Task directions ▸
Every entry must be duplicated precisely as written.

Working data ▸
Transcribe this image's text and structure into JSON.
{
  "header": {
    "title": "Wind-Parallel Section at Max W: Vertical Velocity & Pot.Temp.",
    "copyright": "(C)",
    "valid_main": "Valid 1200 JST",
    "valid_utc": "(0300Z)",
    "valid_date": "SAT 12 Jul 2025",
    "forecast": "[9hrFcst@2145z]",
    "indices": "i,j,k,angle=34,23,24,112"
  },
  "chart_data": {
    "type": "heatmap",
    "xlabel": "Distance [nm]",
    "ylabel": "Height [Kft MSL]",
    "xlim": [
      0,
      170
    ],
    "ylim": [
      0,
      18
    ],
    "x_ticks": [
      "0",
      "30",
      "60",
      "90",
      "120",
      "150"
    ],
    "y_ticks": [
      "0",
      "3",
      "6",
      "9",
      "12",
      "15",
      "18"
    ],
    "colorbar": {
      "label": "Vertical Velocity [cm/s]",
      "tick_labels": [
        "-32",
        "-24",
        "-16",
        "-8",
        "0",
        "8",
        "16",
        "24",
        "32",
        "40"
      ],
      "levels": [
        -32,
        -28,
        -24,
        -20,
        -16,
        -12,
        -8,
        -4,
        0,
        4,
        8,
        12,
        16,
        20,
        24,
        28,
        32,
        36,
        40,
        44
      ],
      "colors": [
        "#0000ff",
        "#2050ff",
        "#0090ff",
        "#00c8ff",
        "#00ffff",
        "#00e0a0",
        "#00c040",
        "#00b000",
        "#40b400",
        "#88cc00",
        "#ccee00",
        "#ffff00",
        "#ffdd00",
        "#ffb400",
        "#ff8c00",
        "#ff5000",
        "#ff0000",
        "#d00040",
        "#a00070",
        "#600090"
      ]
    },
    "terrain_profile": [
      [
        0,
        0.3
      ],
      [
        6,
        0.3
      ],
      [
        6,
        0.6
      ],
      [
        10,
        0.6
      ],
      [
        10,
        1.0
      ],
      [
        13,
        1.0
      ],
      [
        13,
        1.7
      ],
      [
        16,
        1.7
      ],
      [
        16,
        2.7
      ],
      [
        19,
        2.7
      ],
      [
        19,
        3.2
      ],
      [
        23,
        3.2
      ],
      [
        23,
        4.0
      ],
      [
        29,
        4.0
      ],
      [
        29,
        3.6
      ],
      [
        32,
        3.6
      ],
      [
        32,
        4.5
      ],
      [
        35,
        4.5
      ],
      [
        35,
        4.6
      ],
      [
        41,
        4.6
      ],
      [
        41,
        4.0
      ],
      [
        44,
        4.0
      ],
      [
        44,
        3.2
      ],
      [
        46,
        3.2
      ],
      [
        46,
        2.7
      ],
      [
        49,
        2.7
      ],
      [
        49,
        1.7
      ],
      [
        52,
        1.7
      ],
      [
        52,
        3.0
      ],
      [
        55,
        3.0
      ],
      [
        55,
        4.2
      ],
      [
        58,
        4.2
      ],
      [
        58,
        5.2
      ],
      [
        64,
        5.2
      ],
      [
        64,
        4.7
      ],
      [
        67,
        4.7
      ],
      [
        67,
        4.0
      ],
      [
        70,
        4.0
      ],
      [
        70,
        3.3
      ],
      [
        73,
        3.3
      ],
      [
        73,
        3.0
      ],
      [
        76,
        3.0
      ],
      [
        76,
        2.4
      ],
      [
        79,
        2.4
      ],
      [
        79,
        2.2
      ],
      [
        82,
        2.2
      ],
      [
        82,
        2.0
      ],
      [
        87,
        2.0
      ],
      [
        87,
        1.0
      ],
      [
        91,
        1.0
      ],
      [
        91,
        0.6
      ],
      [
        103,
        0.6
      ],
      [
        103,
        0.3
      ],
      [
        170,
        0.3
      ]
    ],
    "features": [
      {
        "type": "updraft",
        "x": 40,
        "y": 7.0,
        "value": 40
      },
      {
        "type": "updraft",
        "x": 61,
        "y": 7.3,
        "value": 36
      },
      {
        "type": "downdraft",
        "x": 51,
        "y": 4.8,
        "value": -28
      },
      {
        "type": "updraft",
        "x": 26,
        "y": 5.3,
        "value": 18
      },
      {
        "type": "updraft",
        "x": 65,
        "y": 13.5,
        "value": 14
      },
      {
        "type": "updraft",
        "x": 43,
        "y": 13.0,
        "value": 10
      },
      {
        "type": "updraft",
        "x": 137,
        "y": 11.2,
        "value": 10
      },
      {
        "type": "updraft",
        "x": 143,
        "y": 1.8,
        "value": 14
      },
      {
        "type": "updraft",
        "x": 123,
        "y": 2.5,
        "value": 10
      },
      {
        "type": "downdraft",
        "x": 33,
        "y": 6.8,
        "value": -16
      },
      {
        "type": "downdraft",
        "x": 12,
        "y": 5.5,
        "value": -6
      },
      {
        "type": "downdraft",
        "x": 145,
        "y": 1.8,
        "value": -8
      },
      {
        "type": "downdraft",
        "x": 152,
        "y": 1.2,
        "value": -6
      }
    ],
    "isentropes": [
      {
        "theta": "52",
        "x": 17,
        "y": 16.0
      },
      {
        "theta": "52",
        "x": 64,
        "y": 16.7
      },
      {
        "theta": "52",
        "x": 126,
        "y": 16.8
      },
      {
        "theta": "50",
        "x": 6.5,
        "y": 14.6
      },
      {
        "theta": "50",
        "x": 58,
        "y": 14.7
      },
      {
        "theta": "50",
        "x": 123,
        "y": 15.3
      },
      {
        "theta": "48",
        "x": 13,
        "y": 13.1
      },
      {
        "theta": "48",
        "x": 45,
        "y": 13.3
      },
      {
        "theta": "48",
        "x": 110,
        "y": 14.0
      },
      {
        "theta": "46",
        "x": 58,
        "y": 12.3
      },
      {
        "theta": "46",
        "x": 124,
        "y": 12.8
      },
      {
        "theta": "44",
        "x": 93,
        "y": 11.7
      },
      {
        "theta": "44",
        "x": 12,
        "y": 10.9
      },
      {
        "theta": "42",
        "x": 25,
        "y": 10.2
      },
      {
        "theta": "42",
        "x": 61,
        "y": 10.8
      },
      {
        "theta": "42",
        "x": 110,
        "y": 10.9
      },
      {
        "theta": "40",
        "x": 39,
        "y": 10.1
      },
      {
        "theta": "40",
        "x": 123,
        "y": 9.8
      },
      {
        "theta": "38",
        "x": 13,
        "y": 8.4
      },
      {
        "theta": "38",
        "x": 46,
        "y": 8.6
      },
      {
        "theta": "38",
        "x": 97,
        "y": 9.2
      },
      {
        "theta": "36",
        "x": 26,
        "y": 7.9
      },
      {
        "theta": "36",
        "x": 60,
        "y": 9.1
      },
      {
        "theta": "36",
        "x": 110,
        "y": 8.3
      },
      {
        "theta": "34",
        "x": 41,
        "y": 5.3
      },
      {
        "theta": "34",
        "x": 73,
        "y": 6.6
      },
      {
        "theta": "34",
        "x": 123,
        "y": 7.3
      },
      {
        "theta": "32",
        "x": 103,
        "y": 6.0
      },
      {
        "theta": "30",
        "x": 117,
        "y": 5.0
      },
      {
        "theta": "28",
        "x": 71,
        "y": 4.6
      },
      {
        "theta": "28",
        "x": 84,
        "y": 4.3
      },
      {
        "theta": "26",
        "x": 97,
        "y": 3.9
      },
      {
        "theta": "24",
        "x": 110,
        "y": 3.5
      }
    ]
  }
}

Correct response ▸
Transcribe this image's text and structure into JSON.
{
  "header": {
    "title": "Wind-Parallel Section at Max W: Vertical Velocity & Pot.Temp.",
    "copyright": "(C)",
    "valid_main": "Valid 1200 JST",
    "valid_utc": "(0300Z)",
    "valid_date": "SAT 12 Jul 2025",
    "forecast": "[9hrFcst@2145z]",
    "indices": "i,j,k,angle=34,23,24,112"
  },
  "chart_data": {
    "type": "heatmap",
    "xlabel": "Distance [nm]",
    "ylabel": "Height [Kft MSL]",
    "xlim": [
      0,
      170
    ],
    "ylim": [
      0,
      18
    ],
    "x_ticks": [
      "0",
      "30",
      "60",
      "90",
      "120",
      "150"
    ],
    "y_ticks": [
      "0",
      "3",
      "6",
      "9",
      "12",
      "15",
      "18"
    ],
    "colorbar": {
      "label": "Vertical Velocity [cm/s]",
      "tick_labels": [
        "-32",
        "-24",
        "-16",
        "-8",
        "0",
        "8",
        "16",
        "24",
        "32",
        "40"
      ],
      "levels": [
        -32,
        -28,
        -24,
        -20,
        -16,
        -12,
        -8,
        -4,
        0,
        4,
        8,
        12,
        16,
        20,
        24,
        28,
        32,
        36,
        40,
        44
      ],
      "colors": [
        "#0000ff",
        "#2050ff",
        "#0090ff",
        "#00c8ff",
        "#00ffff",
        "#00e0a0",
        "#00c040",
        "#00b000",
        "#40b400",
        "#88cc00",
        "#ccee00",
        "#ffff00",
        "#ffdd00",
        "#ffb400",
        "#ff8c00",
        "#ff5000",
        "#ff0000",
        "#d00040",
        "#a00070",
        "#600090"
      ]
    },
    "terrain_profile": [
      [
        0,
        0.3
      ],
      [
        6,
        0.3
      ],
      [
        6,
        0.6
      ],
      [
        10,
        0.6
      ],
      [
        10,
        1.0
      ],
      [
        13,
        1.0
      ],
      [
        13,
        1.7
      ],
      [
        16,
        1.7
      ],
      [
        16,
        2.7
      ],
      [
        19,
        2.7
      ],
      [
        19,
        3.2
      ],
      [
        23,
        3.2
      ],
      [
        23,
        4.0
      ],
      [
        29,
        4.0
      ],
      [
        29,
        3.6
      ],
      [
        32,
        3.6
      ],
      [
        32,
        4.5
      ],
      [
        35,
        4.5
      ],
      [
        35,
        4.6
      ],
      [
        41,
        4.6
      ],
      [
        41,
        4.0
      ],
      [
        44,
        4.0
      ],
      [
        44,
        3.2
      ],
      [
        46,
        3.2
      ],
      [
        46,
        2.7
      ],
      [
        49,
        2.7
      ],
      [
        49,
        1.7
      ],
      [
        52,
        1.7
      ],
      [
        52,
        3.0
      ],
      [
        55,
        3.0
      ],
      [
        55,
        4.2
      ],
      [
        58,
        4.2
      ],
      [
        58,
        5.2
      ],
      [
        64,
        5.2
      ],
      [
        64,
        4.7
      ],
      [
        67,
        4.7
      ],
      [
        67,
        4.0
      ],
      [
        70,
        4.0
      ],
      [
        70,
        3.3
      ],
      [
        73,
        3.3
      ],
      [
        73,
        3.0
      ],
      [
        76,
        3.0
      ],
      [
        76,
        2.4
      ],
      [
        79,
        2.4
      ],
      [
        79,
        2.2
      ],
      [
        82,
        2.2
      ],
      [
        82,
        2.0
      ],
      [
        87,
        2.0
      ],
      [
        87,
        1.0
      ],
      [
        91,
        1.0
      ],
      [
        91,
        0.6
      ],
      [
        103,
        0.6
      ],
      [
        103,
        0.3
      ],
      [
        170,
        0.3
      ]
    ],
    "features": [
      {
        "type": "updraft",
        "x": 40,
        "y": 7.0,
        "value": 40
      },
      {
        "type": "updraft",
        "x": 61,
        "y": 7.3,
        "value": 36
      },
      {
        "type": "downdraft",
        "x": 51,
        "y": 4.8,
        "value": -28
      },
      {
        "type": "updraft",
        "x": 26,
        "y": 5.3,
        "value": 18
      },
      {
        "type": "updraft",
        "x": 65,
        "y": 13.5,
        "value": 14
      },
      {
        "type": "updraft",
        "x": 43,
        "y": 13.0,
        "value": 10
      },
      {
        "type": "updraft",
        "x": 137,
        "y": 11.2,
        "value": 10
      },
      {
        "type": "updraft",
        "x": 143,
        "y": 1.8,
        "value": 14
      },
      {
        "type": "updraft",
        "x": 123,
        "y": 2.5,
        "value": 10
      },
      {
        "type": "downdraft",
        "x": 33,
        "y": 6.8,
        "value": -16
      },
      {
        "type": "downdraft",
        "x": 12,
        "y": 5.5,
        "value": -6
      },
      {
        "type": "downdraft",
        "x": 145,
        "y": 1.8,
        "value": -8
      },
      {
        "type": "downdraft",
        "x": 152,
        "y": 1.2,
        "value": -6
      }
    ],
    "isentropes": [
      {
        "theta": "52",
        "x": 17,
        "y": 16.0
      },
      {
        "theta": "52",
        "x": 64,
        "y": 16.7
      },
      {
        "theta": "52",
        "x": 126,
        "y": 16.8
      },
      {
        "theta": "50",
        "x": 6.5,
        "y": 14.6
      },
      {
        "theta": "50",
        "x": 58,
        "y": 14.7
      },
      {
        "theta": "50",
        "x": 123,
        "y": 15.3
      },
      {
        "theta": "48",
        "x": 13,
        "y": 13.1
      },
      {
        "theta": "48",
        "x": 45,
        "y": 13.3
      },
      {
        "theta": "48",
        "x": 110,
        "y": 14.0
      },
      {
        "theta": "46",
        "x": 58,
        "y": 12.3
      },
      {
        "theta": "46",
        "x": 124,
        "y": 12.8
      },
      {
        "theta": "44",
        "x": 93,
        "y": 11.7
      },
      {
        "theta": "44",
        "x": 12,
        "y": 10.9
      },
      {
        "theta": "42",
        "x": 25,
        "y": 10.2
      },
      {
        "theta": "42",
        "x": 61,
        "y": 10.8
      },
      {
        "theta": "42",
        "x": 110,
        "y": 10.9
      },
      {
        "theta": "40",
        "x": 39,
        "y": 10.1
      },
      {
        "theta": "40",
        "x": 123,
        "y": 9.8
      },
      {
        "theta": "38",
        "x": 13,
        "y": 8.4
      },
      {
        "theta": "38",
        "x": 46,
        "y": 8.6
      },
      {
        "theta": "38",
        "x": 97,
        "y": 9.2
      },
      {
        "theta": "36",
        "x": 26,
        "y": 7.9
      },
      {
        "theta": "36",
        "x": 60,
        "y": 9.1
      },
      {
        "theta": "36",
        "x": 110,
        "y": 8.3
      },
      {
        "theta": "34",
        "x": 41,
        "y": 5.3
      },
      {
        "theta": "34",
        "x": 73,
        "y": 6.6
      },
      {
        "theta": "34",
        "x": 123,
        "y": 7.3
      },
      {
        "theta": "32",
        "x": 103,
        "y": 6.0
      },
      {
        "theta": "30",
        "x": 117,
        "y": 5.0
      },
      {
        "theta": "28",
        "x": 71,
        "y": 4.6
      },
      {
        "theta": "28",
        "x": 84,
        "y": 4.3
      },
      {
        "theta": "26",
        "x": 97,
        "y": 3.9
      },
      {
        "theta": "24",
        "x": 110,
        "y": 3.5
      }
    ]
  }
}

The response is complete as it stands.